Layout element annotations
○ ○ ○
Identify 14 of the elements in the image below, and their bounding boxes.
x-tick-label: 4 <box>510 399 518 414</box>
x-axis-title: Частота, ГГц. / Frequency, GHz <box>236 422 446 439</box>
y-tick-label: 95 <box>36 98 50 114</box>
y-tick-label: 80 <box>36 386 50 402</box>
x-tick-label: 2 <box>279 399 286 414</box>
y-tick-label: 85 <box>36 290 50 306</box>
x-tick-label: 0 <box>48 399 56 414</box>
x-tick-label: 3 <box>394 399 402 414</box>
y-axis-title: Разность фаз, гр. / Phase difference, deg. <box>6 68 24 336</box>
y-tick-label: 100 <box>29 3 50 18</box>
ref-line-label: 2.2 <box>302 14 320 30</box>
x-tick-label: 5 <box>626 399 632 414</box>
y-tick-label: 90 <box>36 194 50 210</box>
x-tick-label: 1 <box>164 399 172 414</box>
○ ○ ○
• [Directive]: Output every line of the records above as a Markdown table with two columns, Row and Line. Number the rows and leave out any blank lines.

• [Result]:
| Row | Line |
|---|---|
| 1 | Identify 14 of the elements in the image below, and their bounding boxes. |
| 2 | x-tick-label: 4 <box>510 399 518 414</box> |
| 3 | x-axis-title: Частота, ГГц. / Frequency, GHz <box>236 422 446 439</box> |
| 4 | y-tick-label: 95 <box>36 98 50 114</box> |
| 5 | y-tick-label: 80 <box>36 386 50 402</box> |
| 6 | x-tick-label: 2 <box>279 399 286 414</box> |
| 7 | y-tick-label: 85 <box>36 290 50 306</box> |
| 8 | x-tick-label: 0 <box>48 399 56 414</box> |
| 9 | x-tick-label: 3 <box>394 399 402 414</box> |
| 10 | y-axis-title: Разность фаз, гр. / Phase difference, deg. <box>6 68 24 336</box> |
| 11 | y-tick-label: 100 <box>29 3 50 18</box> |
| 12 | ref-line-label: 2.2 <box>302 14 320 30</box> |
| 13 | x-tick-label: 5 <box>626 399 632 414</box> |
| 14 | y-tick-label: 90 <box>36 194 50 210</box> |
| 15 | x-tick-label: 1 <box>164 399 172 414</box> |